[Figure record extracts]
_ _ _ _

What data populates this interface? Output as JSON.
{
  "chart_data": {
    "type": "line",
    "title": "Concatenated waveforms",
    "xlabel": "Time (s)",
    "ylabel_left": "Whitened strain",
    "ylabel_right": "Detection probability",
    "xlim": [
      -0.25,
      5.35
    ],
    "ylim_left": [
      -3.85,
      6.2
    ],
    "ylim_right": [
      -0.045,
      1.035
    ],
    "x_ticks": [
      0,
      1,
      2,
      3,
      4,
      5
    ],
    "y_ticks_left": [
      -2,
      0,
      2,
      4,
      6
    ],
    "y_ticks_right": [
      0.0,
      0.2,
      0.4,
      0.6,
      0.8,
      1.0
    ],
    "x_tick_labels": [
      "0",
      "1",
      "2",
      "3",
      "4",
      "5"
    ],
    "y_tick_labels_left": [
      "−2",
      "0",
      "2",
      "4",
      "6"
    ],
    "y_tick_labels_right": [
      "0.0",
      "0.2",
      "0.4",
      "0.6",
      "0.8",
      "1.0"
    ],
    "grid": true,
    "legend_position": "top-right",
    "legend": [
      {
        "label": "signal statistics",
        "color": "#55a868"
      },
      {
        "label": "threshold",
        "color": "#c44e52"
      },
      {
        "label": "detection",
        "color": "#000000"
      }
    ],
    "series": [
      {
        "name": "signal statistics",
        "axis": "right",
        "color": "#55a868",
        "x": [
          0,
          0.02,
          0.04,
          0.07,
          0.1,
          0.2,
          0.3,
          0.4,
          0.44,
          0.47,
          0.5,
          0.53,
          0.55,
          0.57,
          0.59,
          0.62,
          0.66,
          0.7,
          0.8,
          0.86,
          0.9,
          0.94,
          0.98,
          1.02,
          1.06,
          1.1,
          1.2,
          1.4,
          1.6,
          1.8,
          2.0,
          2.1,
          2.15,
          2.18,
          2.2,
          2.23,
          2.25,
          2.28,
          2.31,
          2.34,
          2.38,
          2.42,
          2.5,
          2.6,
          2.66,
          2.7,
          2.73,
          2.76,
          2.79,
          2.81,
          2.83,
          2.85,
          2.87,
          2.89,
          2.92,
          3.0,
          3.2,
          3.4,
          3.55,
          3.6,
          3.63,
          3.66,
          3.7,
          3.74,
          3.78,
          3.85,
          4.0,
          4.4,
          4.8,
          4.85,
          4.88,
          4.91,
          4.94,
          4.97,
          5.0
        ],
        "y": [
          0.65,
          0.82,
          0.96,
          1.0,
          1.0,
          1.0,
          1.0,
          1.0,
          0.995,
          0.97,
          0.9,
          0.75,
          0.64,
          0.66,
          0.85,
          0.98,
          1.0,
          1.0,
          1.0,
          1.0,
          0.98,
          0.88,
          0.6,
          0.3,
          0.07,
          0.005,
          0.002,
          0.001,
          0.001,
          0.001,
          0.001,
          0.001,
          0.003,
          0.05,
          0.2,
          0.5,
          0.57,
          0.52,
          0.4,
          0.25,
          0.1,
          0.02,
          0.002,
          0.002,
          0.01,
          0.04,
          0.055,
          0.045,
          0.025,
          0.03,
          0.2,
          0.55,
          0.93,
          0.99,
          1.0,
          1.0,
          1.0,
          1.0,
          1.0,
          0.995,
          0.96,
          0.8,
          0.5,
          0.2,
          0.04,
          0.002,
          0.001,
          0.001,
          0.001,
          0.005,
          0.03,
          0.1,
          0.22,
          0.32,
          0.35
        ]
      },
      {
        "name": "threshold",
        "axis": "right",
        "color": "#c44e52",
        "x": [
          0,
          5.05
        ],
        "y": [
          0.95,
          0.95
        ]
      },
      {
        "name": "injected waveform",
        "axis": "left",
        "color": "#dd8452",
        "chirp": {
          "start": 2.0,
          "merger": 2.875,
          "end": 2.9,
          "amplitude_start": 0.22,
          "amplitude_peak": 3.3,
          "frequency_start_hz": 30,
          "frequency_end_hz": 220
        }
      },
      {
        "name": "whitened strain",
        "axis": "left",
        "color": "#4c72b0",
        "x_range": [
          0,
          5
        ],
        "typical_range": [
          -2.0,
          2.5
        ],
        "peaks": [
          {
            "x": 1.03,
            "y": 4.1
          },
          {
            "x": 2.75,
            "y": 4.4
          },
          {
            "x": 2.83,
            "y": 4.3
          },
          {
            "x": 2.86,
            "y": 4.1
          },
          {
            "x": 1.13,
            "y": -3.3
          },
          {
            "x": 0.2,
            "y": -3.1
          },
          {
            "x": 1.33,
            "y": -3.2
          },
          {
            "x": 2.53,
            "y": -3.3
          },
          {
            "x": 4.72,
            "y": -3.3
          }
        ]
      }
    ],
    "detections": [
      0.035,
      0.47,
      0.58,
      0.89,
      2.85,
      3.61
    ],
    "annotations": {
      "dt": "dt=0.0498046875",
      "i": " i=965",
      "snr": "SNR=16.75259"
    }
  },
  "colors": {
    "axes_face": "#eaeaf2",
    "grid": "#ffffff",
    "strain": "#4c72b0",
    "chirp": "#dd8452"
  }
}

_ _ _ _

Set down all of the records shown above once more, exactly.

What data populates this interface? Output as JSON.
{
  "chart_data": {
    "type": "line",
    "title": "Concatenated waveforms",
    "xlabel": "Time (s)",
    "ylabel_left": "Whitened strain",
    "ylabel_right": "Detection probability",
    "xlim": [
      -0.25,
      5.35
    ],
    "ylim_left": [
      -3.85,
      6.2
    ],
    "ylim_right": [
      -0.045,
      1.035
    ],
    "x_ticks": [
      0,
      1,
      2,
      3,
      4,
      5
    ],
    "y_ticks_left": [
      -2,
      0,
      2,
      4,
      6
    ],
    "y_ticks_right": [
      0.0,
      0.2,
      0.4,
      0.6,
      0.8,
      1.0
    ],
    "x_tick_labels": [
      "0",
      "1",
      "2",
      "3",
      "4",
      "5"
    ],
    "y_tick_labels_left": [
      "−2",
      "0",
      "2",
      "4",
      "6"
    ],
    "y_tick_labels_right": [
      "0.0",
      "0.2",
      "0.4",
      "0.6",
      "0.8",
      "1.0"
    ],
    "grid": true,
    "legend_position": "top-right",
    "legend": [
      {
        "label": "signal statistics",
        "color": "#55a868"
      },
      {
        "label": "threshold",
        "color": "#c44e52"
      },
      {
        "label": "detection",
        "color": "#000000"
      }
    ],
    "series": [
      {
        "name": "signal statistics",
        "axis": "right",
        "color": "#55a868",
        "x": [
          0,
          0.02,
          0.04,
          0.07,
          0.1,
          0.2,
          0.3,
          0.4,
          0.44,
          0.47,
          0.5,
          0.53,
          0.55,
          0.57,
          0.59,
          0.62,
          0.66,
          0.7,
          0.8,
          0.86,
          0.9,
          0.94,
          0.98,
          1.02,
          1.06,
          1.1,
          1.2,
          1.4,
          1.6,
          1.8,
          2.0,
          2.1,
          2.15,
          2.18,
          2.2,
          2.23,
          2.25,
          2.28,
          2.31,
          2.34,
          2.38,
          2.42,
          2.5,
          2.6,
          2.66,
          2.7,
          2.73,
          2.76,
          2.79,
          2.81,
          2.83,
          2.85,
          2.87,
          2.89,
          2.92,
          3.0,
          3.2,
          3.4,
          3.55,
          3.6,
          3.63,
          3.66,
          3.7,
          3.74,
          3.78,
          3.85,
          4.0,
          4.4,
          4.8,
          4.85,
          4.88,
          4.91,
          4.94,
          4.97,
          5.0
        ],
        "y": [
          0.65,
          0.82,
          0.96,
          1.0,
          1.0,
          1.0,
          1.0,
          1.0,
          0.995,
          0.97,
          0.9,
          0.75,
          0.64,
          0.66,
          0.85,
          0.98,
          1.0,
          1.0,
          1.0,
          1.0,
          0.98,
          0.88,
          0.6,
          0.3,
          0.07,
          0.005,
          0.002,
          0.001,
          0.001,
          0.001,
          0.001,
          0.001,
          0.003,
          0.05,
          0.2,
          0.5,
          0.57,
          0.52,
          0.4,
          0.25,
          0.1,
          0.02,
          0.002,
          0.002,
          0.01,
          0.04,
          0.055,
          0.045,
          0.025,
          0.03,
          0.2,
          0.55,
          0.93,
          0.99,
          1.0,
          1.0,
          1.0,
          1.0,
          1.0,
          0.995,
          0.96,
          0.8,
          0.5,
          0.2,
          0.04,
          0.002,
          0.001,
          0.001,
          0.001,
          0.005,
          0.03,
          0.1,
          0.22,
          0.32,
          0.35
        ]
      },
      {
        "name": "threshold",
        "axis": "right",
        "color": "#c44e52",
        "x": [
          0,
          5.05
        ],
        "y": [
          0.95,
          0.95
        ]
      },
      {
        "name": "injected waveform",
        "axis": "left",
        "color": "#dd8452",
        "chirp": {
          "start": 2.0,
          "merger": 2.875,
          "end": 2.9,
          "amplitude_start": 0.22,
          "amplitude_peak": 3.3,
          "frequency_start_hz": 30,
          "frequency_end_hz": 220
        }
      },
      {
        "name": "whitened strain",
        "axis": "left",
        "color": "#4c72b0",
        "x_range": [
          0,
          5
        ],
        "typical_range": [
          -2.0,
          2.5
        ],
        "peaks": [
          {
            "x": 1.03,
            "y": 4.1
          },
          {
            "x": 2.75,
            "y": 4.4
          },
          {
            "x": 2.83,
            "y": 4.3
          },
          {
            "x": 2.86,
            "y": 4.1
          },
          {
            "x": 1.13,
            "y": -3.3
          },
          {
            "x": 0.2,
            "y": -3.1
          },
          {
            "x": 1.33,
            "y": -3.2
          },
          {
            "x": 2.53,
            "y": -3.3
          },
          {
            "x": 4.72,
            "y": -3.3
          }
        ]
      }
    ],
    "detections": [
      0.035,
      0.47,
      0.58,
      0.89,
      2.85,
      3.61
    ],
    "annotations": {
      "dt": "dt=0.0498046875",
      "i": " i=965",
      "snr": "SNR=16.75259"
    }
  },
  "colors": {
    "axes_face": "#eaeaf2",
    "grid": "#ffffff",
    "strain": "#4c72b0",
    "chirp": "#dd8452"
  }
}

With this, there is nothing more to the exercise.